■ **Written request**
Among the entries that follow, tally the lines with the string "color". Give no more than the number.

■ **Excerpt from a dataset**

·····

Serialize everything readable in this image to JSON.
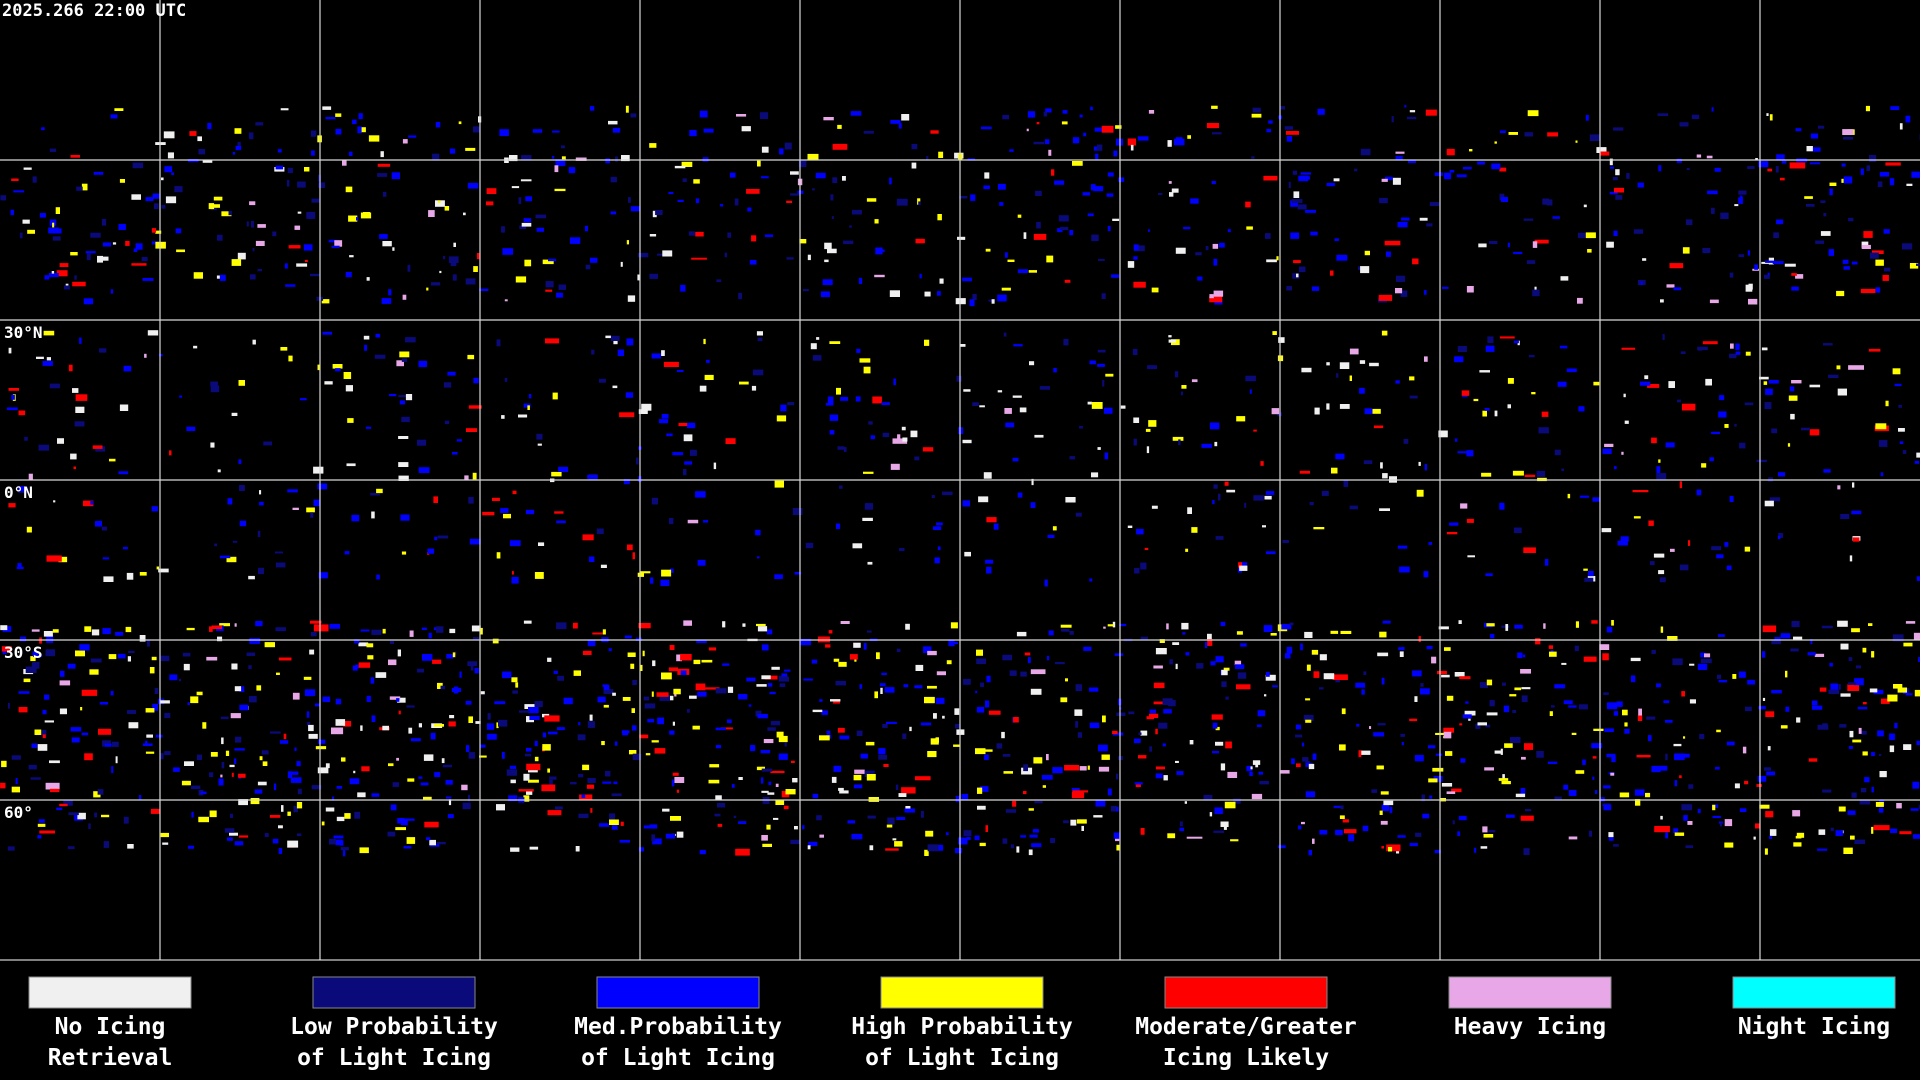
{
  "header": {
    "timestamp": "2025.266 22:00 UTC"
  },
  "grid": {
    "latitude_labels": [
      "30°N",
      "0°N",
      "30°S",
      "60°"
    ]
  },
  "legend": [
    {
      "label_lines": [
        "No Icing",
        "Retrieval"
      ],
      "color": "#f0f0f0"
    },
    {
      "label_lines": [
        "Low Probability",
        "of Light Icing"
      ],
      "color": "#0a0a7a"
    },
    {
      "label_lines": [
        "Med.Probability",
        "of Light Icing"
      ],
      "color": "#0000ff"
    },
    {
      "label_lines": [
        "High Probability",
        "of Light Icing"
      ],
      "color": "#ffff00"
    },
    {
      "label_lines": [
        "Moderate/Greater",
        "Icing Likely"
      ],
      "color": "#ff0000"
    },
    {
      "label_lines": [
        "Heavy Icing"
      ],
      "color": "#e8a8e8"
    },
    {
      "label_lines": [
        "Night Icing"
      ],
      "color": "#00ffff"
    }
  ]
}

·····

■ **Task solution**
7